Schreiben Sie die Zeilen der Datensätze wortgetreu ab, und zwar vom Anfang der Datensätze bis zur Zeile mit „table-cell: 0.069 <box>176 227 189 233</box>“, diese Zeile eingeschlossen.

ZU VERWENDENDE DATENSÄTZE >>
········

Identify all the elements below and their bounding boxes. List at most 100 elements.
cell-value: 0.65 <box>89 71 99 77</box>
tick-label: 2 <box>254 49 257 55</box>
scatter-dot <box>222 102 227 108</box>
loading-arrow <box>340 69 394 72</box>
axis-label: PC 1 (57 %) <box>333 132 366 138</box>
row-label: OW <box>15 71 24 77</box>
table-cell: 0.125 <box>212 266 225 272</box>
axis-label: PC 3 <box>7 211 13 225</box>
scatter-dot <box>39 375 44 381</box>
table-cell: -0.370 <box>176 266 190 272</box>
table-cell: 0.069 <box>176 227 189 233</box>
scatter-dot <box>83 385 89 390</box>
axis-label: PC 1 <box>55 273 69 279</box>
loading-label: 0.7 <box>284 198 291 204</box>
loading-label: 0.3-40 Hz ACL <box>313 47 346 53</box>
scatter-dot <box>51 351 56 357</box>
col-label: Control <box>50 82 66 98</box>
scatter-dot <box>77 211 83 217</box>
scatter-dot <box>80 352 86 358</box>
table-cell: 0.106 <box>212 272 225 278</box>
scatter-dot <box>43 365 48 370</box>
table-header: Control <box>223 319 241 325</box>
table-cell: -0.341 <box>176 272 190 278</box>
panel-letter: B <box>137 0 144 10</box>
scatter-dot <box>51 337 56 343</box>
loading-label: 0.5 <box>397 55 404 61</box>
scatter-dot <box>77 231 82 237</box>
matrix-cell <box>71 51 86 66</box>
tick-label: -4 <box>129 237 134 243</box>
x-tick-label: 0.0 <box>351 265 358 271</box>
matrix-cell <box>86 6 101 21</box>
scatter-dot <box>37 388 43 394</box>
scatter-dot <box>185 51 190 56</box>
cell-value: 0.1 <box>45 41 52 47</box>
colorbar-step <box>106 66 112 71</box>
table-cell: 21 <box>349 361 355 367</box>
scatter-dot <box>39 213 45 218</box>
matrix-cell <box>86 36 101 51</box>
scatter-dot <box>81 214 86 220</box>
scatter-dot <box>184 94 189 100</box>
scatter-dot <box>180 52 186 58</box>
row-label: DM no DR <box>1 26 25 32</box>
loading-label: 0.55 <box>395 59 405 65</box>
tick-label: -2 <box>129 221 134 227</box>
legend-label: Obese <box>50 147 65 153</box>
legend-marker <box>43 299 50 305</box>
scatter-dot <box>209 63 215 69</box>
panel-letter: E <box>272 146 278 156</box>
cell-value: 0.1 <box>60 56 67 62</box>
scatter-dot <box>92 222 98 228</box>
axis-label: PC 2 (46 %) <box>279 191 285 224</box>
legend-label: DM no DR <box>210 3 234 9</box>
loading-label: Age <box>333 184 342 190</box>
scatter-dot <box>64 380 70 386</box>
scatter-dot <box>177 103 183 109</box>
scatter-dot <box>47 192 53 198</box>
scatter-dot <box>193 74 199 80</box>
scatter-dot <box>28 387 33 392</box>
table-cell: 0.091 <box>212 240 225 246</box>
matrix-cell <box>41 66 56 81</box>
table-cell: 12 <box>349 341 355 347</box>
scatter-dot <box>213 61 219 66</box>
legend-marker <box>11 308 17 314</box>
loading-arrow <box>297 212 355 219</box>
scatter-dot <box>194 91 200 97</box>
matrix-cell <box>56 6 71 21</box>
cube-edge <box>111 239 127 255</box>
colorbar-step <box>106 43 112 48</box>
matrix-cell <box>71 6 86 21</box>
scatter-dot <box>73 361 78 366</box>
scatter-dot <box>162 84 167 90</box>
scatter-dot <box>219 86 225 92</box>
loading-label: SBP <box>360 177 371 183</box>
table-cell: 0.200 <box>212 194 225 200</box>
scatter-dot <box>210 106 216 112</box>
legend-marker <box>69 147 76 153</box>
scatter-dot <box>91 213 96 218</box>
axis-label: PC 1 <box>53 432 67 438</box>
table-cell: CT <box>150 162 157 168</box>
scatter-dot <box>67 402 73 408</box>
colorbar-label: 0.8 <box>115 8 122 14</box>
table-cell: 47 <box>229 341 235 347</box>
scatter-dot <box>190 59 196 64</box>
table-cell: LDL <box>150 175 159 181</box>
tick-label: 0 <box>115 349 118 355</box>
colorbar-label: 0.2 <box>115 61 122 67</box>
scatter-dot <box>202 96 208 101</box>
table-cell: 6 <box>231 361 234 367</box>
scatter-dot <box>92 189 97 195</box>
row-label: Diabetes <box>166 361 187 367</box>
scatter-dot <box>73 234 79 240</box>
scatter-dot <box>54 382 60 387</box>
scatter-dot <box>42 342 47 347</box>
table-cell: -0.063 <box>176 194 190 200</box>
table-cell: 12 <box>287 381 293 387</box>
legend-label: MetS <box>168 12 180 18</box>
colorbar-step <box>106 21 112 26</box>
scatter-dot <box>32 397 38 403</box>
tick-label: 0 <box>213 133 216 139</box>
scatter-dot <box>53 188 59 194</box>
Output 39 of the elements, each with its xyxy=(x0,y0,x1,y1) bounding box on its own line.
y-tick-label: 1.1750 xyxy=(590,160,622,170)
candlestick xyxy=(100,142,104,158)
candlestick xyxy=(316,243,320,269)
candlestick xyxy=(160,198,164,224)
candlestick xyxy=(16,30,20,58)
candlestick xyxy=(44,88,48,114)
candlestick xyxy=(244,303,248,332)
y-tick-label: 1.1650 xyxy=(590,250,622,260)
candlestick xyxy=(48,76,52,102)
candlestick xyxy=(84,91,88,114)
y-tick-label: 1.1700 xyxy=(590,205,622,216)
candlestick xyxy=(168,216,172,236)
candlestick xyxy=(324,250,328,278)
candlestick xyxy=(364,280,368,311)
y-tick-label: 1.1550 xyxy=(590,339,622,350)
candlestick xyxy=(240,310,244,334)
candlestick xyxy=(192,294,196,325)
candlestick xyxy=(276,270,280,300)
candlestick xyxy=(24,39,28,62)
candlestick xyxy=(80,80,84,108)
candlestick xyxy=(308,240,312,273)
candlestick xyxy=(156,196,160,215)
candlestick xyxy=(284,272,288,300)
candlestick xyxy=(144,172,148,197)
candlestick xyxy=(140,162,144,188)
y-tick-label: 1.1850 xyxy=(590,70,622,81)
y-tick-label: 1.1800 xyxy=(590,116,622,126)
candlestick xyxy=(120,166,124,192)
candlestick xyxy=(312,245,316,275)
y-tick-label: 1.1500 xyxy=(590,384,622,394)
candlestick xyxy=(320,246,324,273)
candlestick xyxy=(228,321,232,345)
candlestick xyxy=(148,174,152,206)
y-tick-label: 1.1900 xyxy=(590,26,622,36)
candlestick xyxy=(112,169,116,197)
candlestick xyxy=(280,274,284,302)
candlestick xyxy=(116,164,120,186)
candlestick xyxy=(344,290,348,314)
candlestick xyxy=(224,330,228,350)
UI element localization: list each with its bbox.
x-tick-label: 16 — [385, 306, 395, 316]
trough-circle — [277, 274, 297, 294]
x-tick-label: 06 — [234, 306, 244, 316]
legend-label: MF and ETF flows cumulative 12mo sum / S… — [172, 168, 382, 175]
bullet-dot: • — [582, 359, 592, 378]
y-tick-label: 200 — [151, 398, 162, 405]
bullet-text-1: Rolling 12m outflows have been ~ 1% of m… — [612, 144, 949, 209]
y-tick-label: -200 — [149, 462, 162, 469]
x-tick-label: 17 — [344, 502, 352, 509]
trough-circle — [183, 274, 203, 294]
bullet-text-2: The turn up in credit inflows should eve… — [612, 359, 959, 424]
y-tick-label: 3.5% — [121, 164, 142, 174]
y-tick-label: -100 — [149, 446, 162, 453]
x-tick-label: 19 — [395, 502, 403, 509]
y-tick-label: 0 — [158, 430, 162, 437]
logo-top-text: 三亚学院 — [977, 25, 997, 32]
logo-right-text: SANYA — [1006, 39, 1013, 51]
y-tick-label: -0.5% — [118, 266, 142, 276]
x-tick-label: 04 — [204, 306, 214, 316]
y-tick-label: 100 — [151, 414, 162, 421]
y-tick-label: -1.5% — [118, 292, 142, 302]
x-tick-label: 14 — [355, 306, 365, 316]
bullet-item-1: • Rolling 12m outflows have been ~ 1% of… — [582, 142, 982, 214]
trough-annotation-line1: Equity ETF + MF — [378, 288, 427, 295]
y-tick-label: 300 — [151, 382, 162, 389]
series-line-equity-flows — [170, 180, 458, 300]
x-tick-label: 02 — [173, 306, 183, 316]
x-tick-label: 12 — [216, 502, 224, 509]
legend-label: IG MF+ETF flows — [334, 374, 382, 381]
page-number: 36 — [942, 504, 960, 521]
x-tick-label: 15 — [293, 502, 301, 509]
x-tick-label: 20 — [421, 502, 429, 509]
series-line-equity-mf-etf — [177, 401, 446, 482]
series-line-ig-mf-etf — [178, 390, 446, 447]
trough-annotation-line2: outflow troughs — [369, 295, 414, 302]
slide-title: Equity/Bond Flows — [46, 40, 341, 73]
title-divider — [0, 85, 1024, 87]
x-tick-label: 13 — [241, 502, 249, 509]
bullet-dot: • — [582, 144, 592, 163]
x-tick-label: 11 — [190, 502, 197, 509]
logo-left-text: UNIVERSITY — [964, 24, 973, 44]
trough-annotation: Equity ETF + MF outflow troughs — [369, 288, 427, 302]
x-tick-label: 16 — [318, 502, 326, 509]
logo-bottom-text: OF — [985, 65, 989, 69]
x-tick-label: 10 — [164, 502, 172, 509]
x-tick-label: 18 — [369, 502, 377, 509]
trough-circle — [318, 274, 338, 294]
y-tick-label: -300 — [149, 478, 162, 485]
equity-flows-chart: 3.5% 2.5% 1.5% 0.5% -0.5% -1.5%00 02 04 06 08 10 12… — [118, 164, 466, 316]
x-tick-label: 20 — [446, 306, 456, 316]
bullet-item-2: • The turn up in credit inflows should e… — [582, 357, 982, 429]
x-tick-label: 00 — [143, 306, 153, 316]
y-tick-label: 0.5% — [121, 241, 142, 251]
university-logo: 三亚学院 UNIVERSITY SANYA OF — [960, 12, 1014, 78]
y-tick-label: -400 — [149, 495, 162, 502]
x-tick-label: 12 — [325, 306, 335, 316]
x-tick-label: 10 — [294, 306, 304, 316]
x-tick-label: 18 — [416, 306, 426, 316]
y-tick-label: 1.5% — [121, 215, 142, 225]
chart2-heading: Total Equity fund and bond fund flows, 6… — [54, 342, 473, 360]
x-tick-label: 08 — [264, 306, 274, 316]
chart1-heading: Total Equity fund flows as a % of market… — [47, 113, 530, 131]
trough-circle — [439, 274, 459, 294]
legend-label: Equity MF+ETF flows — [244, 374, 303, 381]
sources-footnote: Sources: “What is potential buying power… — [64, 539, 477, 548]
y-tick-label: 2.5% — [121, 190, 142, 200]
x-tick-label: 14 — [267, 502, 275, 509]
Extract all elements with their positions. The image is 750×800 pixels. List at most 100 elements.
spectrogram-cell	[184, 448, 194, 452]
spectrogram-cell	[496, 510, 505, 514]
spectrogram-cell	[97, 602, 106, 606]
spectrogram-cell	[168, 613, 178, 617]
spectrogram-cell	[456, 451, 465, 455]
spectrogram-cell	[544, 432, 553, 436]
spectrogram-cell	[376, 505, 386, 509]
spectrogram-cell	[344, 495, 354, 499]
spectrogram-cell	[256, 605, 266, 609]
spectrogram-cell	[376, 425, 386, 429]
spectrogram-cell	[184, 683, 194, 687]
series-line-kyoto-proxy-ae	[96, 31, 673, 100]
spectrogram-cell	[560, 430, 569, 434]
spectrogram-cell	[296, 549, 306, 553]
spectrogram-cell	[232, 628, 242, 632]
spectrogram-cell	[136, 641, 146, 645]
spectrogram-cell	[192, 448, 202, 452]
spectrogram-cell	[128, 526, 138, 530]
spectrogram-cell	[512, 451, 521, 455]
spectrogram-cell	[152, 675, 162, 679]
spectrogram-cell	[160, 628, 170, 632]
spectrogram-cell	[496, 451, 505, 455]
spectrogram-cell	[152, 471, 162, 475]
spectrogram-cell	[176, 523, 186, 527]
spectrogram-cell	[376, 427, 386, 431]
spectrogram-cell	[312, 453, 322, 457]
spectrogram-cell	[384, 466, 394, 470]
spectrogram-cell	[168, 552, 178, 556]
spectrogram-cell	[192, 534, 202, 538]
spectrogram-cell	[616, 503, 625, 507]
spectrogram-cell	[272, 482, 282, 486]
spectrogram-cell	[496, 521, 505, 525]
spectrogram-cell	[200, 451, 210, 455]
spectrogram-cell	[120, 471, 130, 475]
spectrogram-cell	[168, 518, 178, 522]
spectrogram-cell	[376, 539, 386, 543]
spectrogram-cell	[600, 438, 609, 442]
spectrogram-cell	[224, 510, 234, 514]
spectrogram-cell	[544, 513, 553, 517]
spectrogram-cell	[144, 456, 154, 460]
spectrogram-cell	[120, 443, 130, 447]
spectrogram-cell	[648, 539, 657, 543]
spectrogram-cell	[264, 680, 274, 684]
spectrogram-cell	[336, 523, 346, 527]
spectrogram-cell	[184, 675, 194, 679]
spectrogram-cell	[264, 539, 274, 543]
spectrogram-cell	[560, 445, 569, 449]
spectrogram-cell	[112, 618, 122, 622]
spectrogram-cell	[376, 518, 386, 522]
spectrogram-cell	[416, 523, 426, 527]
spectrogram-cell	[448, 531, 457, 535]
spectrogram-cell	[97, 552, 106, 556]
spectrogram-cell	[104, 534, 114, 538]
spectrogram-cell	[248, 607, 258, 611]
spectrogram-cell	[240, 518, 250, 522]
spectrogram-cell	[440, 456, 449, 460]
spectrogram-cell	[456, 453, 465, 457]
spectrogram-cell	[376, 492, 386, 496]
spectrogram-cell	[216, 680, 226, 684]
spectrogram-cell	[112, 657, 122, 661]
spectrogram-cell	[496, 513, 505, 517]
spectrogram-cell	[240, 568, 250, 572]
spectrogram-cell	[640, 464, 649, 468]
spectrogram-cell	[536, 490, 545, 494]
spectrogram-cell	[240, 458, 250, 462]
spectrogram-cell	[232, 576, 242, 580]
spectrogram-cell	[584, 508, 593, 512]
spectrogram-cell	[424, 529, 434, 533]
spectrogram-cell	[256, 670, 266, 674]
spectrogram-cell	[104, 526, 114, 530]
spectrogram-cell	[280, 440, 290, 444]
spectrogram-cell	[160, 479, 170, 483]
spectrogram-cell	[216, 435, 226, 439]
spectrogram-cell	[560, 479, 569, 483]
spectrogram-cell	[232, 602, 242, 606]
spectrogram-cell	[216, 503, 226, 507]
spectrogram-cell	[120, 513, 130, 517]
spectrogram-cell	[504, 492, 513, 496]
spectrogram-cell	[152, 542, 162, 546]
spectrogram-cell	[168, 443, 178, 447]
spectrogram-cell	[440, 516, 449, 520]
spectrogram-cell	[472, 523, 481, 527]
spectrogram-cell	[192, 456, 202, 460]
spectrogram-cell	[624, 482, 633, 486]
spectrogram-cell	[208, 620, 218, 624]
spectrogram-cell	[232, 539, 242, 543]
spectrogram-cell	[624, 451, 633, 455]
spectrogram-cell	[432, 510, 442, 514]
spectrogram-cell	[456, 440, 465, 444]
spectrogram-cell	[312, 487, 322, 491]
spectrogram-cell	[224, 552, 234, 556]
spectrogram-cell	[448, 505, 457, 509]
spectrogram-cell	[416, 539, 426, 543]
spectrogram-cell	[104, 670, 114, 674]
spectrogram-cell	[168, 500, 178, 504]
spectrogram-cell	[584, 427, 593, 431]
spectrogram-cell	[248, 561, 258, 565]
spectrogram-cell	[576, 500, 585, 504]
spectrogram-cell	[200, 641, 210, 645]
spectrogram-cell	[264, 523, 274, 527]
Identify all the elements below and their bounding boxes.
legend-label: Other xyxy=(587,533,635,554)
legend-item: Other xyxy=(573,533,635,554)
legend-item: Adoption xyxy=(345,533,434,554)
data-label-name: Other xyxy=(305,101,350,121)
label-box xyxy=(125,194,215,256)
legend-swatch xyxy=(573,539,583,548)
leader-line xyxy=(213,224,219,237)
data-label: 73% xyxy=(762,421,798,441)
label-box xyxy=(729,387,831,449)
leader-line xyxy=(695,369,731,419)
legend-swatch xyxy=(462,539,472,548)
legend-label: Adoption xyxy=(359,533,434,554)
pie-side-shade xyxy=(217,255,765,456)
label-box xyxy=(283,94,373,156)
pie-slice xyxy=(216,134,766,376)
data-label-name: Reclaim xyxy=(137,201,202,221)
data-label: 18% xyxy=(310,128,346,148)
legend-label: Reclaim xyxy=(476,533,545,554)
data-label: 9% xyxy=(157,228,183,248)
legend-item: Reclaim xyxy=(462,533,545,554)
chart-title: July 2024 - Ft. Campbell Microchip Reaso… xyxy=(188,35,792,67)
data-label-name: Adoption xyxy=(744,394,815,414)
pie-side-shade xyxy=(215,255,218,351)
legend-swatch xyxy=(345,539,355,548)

········

LÖSUNG DER AUFGABE >>
Identify all the elements below and their bounding boxes. List at most 100 elements.
cell-value: 0.65 <box>89 71 99 77</box>
tick-label: 2 <box>254 49 257 55</box>
scatter-dot <box>222 102 227 108</box>
loading-arrow <box>340 69 394 72</box>
axis-label: PC 1 (57 %) <box>333 132 366 138</box>
row-label: OW <box>15 71 24 77</box>
table-cell: 0.125 <box>212 266 225 272</box>
axis-label: PC 3 <box>7 211 13 225</box>
scatter-dot <box>39 375 44 381</box>
table-cell: -0.370 <box>176 266 190 272</box>
table-cell: 0.069 <box>176 227 189 233</box>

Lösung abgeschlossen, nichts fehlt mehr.